The request: Copy each line with the word "JSON" in it.

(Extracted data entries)
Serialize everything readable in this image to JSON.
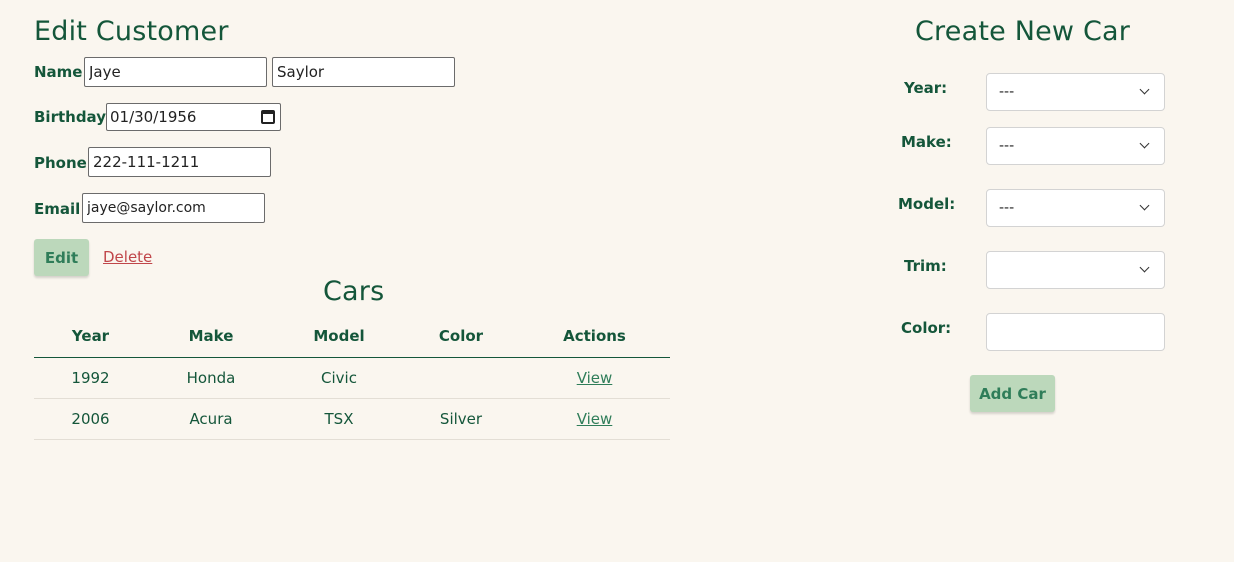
{
  "edit_customer": {
    "title": "Edit Customer",
    "name_label": "Name:",
    "first_name": "Jaye",
    "last_name": "Saylor",
    "birthday_label": "Birthday:",
    "birthday": "01/30/1956",
    "phone_label": "Phone",
    "phone": "222-111-1211",
    "email_label": "Email",
    "email": "jaye@saylor.com",
    "colon": ":",
    "edit_button": "Edit",
    "delete_link": "Delete"
  },
  "cars": {
    "title": "Cars",
    "headers": [
      "Year",
      "Make",
      "Model",
      "Color",
      "Actions"
    ],
    "rows": [
      {
        "year": "1992",
        "make": "Honda",
        "model": "Civic",
        "color": "",
        "action": "View"
      },
      {
        "year": "2006",
        "make": "Acura",
        "model": "TSX",
        "color": "Silver",
        "action": "View"
      }
    ]
  },
  "create_car": {
    "title": "Create New Car",
    "year_label": "Year:",
    "year_value": "---",
    "make_label": "Make:",
    "make_value": "---",
    "model_label": "Model:",
    "model_value": "---",
    "trim_label": "Trim:",
    "trim_value": "",
    "color_label": "Color:",
    "color_value": "",
    "add_button": "Add Car"
  },
  "colors": {
    "background": "#faf6ef",
    "primary_text": "#14563a",
    "button_bg": "#bcd8bb",
    "delete_link": "#c0464a",
    "view_link": "#2f7d59"
  }
}
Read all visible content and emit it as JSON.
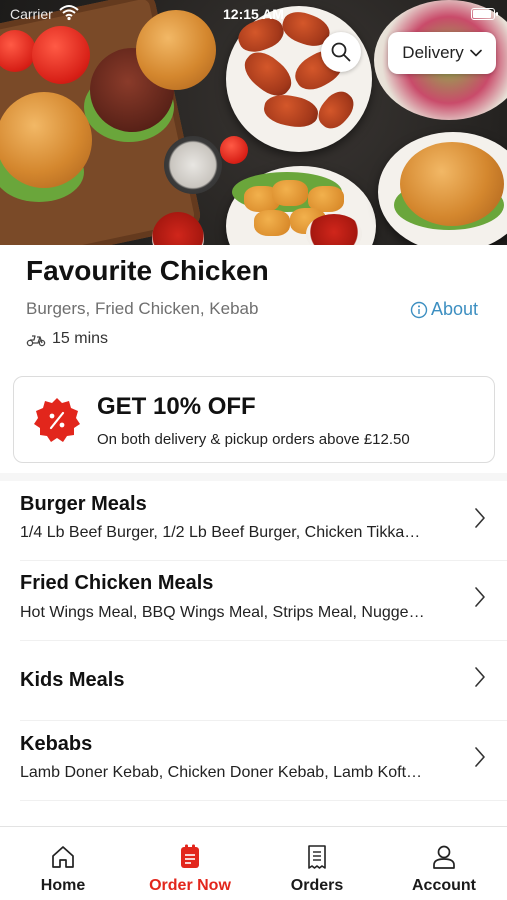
{
  "status_bar": {
    "carrier": "Carrier",
    "time": "12:15 AM"
  },
  "header": {
    "delivery_mode": "Delivery",
    "search_icon": "search-icon",
    "chevron_icon": "chevron-down-icon"
  },
  "restaurant": {
    "name": "Favourite Chicken",
    "cuisines": "Burgers, Fried Chicken, Kebab",
    "about_label": "About",
    "delivery_time": "15 mins"
  },
  "offer": {
    "headline": "GET 10% OFF",
    "description": "On both delivery & pickup orders above £12.50",
    "accent": "#e2261c"
  },
  "categories": [
    {
      "name": "Burger Meals",
      "items": "1/4 Lb Beef Burger, 1/2 Lb Beef Burger, Chicken Tikka…"
    },
    {
      "name": "Fried Chicken Meals",
      "items": "Hot Wings Meal, BBQ Wings Meal, Strips Meal, Nugge…"
    },
    {
      "name": "Kids Meals",
      "items": ""
    },
    {
      "name": "Kebabs",
      "items": "Lamb Doner Kebab, Chicken Doner Kebab, Lamb Koft…"
    }
  ],
  "tabs": [
    {
      "label": "Home",
      "icon": "home-icon",
      "active": false
    },
    {
      "label": "Order Now",
      "icon": "order-icon",
      "active": true
    },
    {
      "label": "Orders",
      "icon": "receipt-icon",
      "active": false
    },
    {
      "label": "Account",
      "icon": "user-icon",
      "active": false
    }
  ],
  "colors": {
    "accent_red": "#e2261c",
    "link_blue": "#3d8fc1"
  }
}
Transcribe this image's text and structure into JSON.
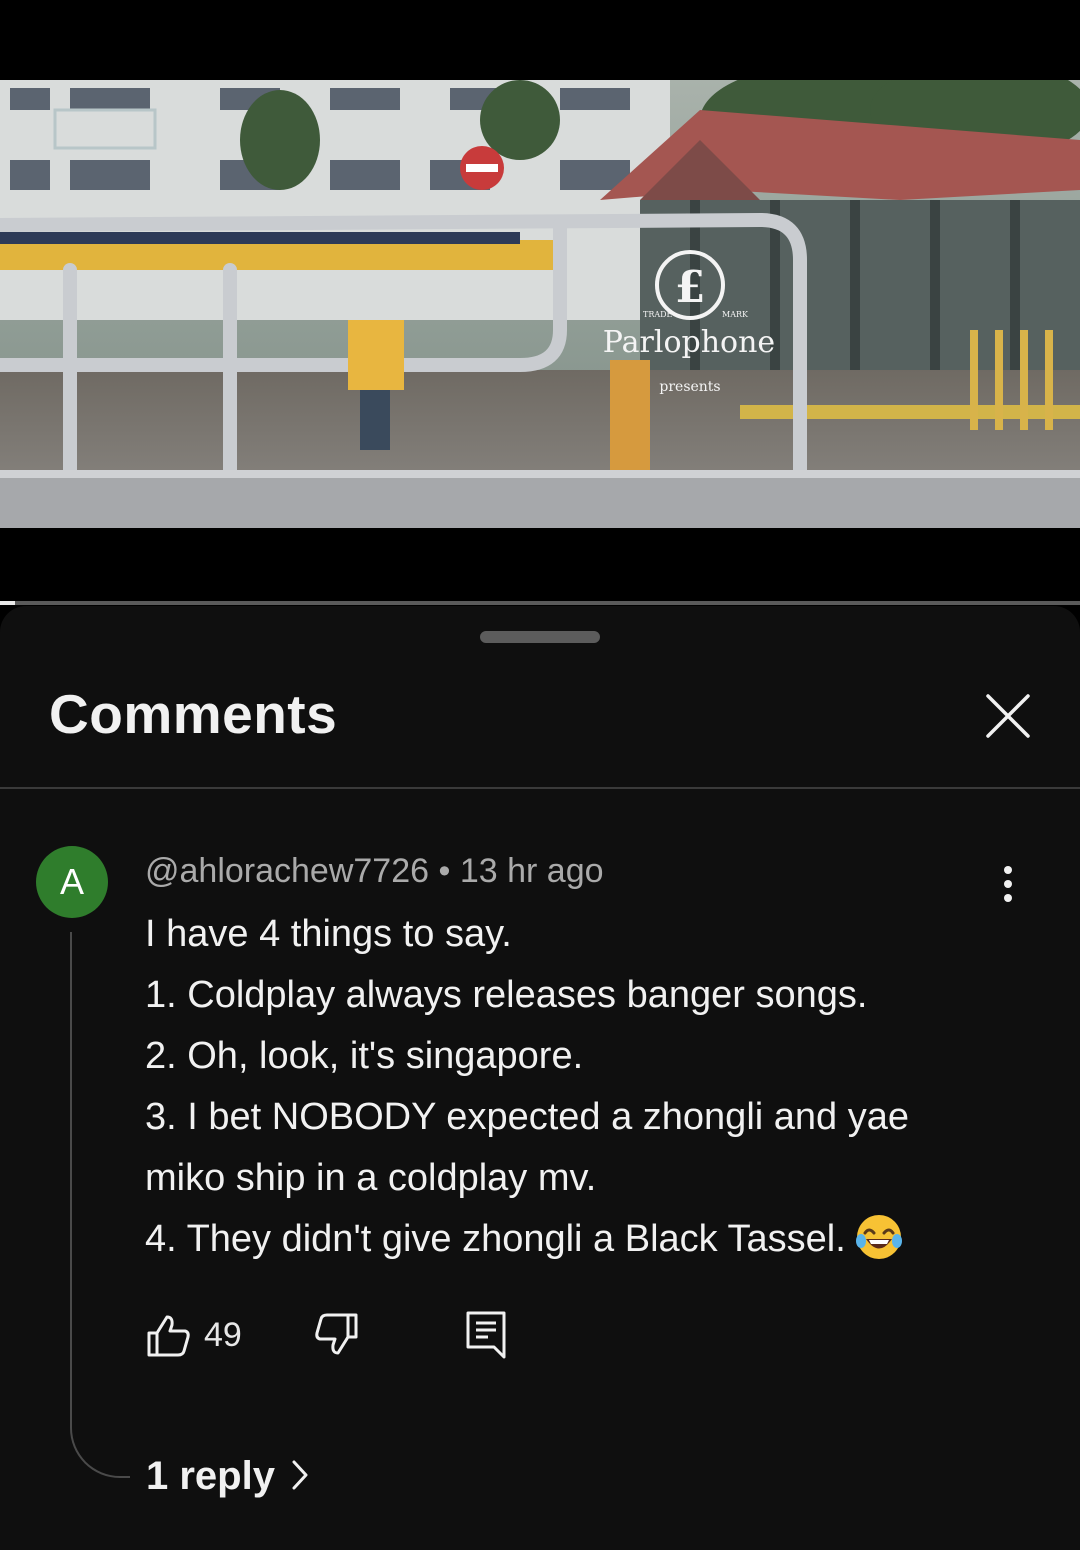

Written answer:
Serialize everything readable in this image to JSON.
Read all visible content and emit it as JSON.
Transcribe this image's text and structure into JSON.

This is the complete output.